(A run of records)
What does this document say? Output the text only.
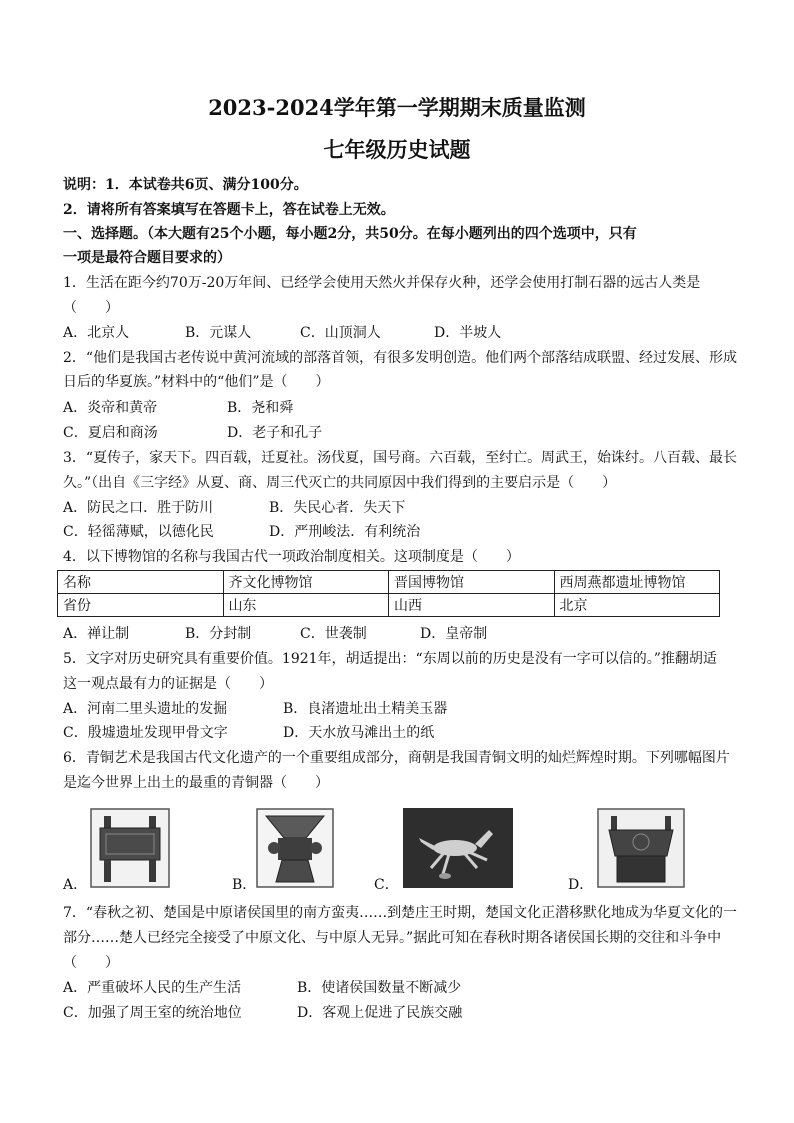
2023-2024学年第一学期期末质量监测
七年级历史试题
说明：1．本试卷共6页、满分100分。
2．请将所有答案填写在答题卡上，答在试卷上无效。
一、选择题。（本大题有25个小题，每小题2分，共50分。在每小题列出的四个选项中，只有
一项是最符合题目要求的）
1．生活在距今约70万-20万年间、已经学会使用天然火并保存火种，还学会使用打制石器的远古人类是
（　　）
A．北京人	B．元谋人	C．山顶洞人	D．半坡人
2．“他们是我国古老传说中黄河流域的部落首领，有很多发明创造。他们两个部落结成联盟、经过发展、形成
日后的华夏族。”材料中的“他们”是（　　）
A．炎帝和黄帝	B．尧和舜
C．夏启和商汤	D．老子和孔子
3．“夏传子，家天下。四百载，迁夏社。汤伐夏，国号商。六百载，至纣亡。周武王，始诛纣。八百载、最长
久。”（出自《三字经》从夏、商、周三代灭亡的共同原因中我们得到的主要启示是（　　）
A．防民之口．胜于防川	B．失民心者．失天下
C．轻徭薄赋，以德化民	D．严刑峻法．有利统治
4．以下博物馆的名称与我国古代一项政治制度相关。这项制度是（　　）
名称	齐文化博物馆	晋国博物馆	西周燕都遗址博物馆
省份	山东	山西	北京
A．禅让制	B．分封制	C．世袭制	D．皇帝制
5．文字对历史研究具有重要价值。1921年，胡适提出：“东周以前的历史是没有一字可以信的。”推翻胡适
这一观点最有力的证据是（　　）
A．河南二里头遗址的发掘	B．良渚遗址出土精美玉器
C．殷墟遗址发现甲骨文字	D．天水放马滩出土的纸
6．青铜艺术是我国古代文化遗产的一个重要组成部分，商朝是我国青铜文明的灿烂辉煌时期。下列哪幅图片
是迄今世界上出土的最重的青铜器（　　）
A．	B．	C．	D．
7．“春秋之初、楚国是中原诸侯国里的南方蛮夷……到楚庄王时期，楚国文化正潜移默化地成为华夏文化的一
部分……楚人已经完全接受了中原文化、与中原人无异。”据此可知在春秋时期各诸侯国长期的交往和斗争中
（　　）
A．严重破坏人民的生产生活	B．使诸侯国数量不断减少
C．加强了周王室的统治地位	D．客观上促进了民族交融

### Work required
Transcribe the records above exactly, leaving out every picture.

### Exercise result
What does this document say? Output the text only.
2023-2024学年第一学期期末质量监测
七年级历史试题
说明：1．本试卷共6页、满分100分。
2．请将所有答案填写在答题卡上，答在试卷上无效。
一、选择题。（本大题有25个小题，每小题2分，共50分。在每小题列出的四个选项中，只有
一项是最符合题目要求的）
1．生活在距今约70万-20万年间、已经学会使用天然火并保存火种，还学会使用打制石器的远古人类是
（　　）
A．北京人	B．元谋人	C．山顶洞人	D．半坡人
2．“他们是我国古老传说中黄河流域的部落首领，有很多发明创造。他们两个部落结成联盟、经过发展、形成
日后的华夏族。”材料中的“他们”是（　　）
A．炎帝和黄帝	B．尧和舜
C．夏启和商汤	D．老子和孔子
3．“夏传子，家天下。四百载，迁夏社。汤伐夏，国号商。六百载，至纣亡。周武王，始诛纣。八百载、最长
久。”（出自《三字经》从夏、商、周三代灭亡的共同原因中我们得到的主要启示是（　　）
A．防民之口．胜于防川	B．失民心者．失天下
C．轻徭薄赋，以德化民	D．严刑峻法．有利统治
4．以下博物馆的名称与我国古代一项政治制度相关。这项制度是（　　）
名称	齐文化博物馆	晋国博物馆	西周燕都遗址博物馆
省份	山东	山西	北京
A．禅让制	B．分封制	C．世袭制	D．皇帝制
5．文字对历史研究具有重要价值。1921年，胡适提出：“东周以前的历史是没有一字可以信的。”推翻胡适
这一观点最有力的证据是（　　）
A．河南二里头遗址的发掘	B．良渚遗址出土精美玉器
C．殷墟遗址发现甲骨文字	D．天水放马滩出土的纸
6．青铜艺术是我国古代文化遗产的一个重要组成部分，商朝是我国青铜文明的灿烂辉煌时期。下列哪幅图片
是迄今世界上出土的最重的青铜器（　　）
A．	B．	C．	D．
7．“春秋之初、楚国是中原诸侯国里的南方蛮夷……到楚庄王时期，楚国文化正潜移默化地成为华夏文化的一
部分……楚人已经完全接受了中原文化、与中原人无异。”据此可知在春秋时期各诸侯国长期的交往和斗争中
（　　）
A．严重破坏人民的生产生活	B．使诸侯国数量不断减少
C．加强了周王室的统治地位	D．客观上促进了民族交融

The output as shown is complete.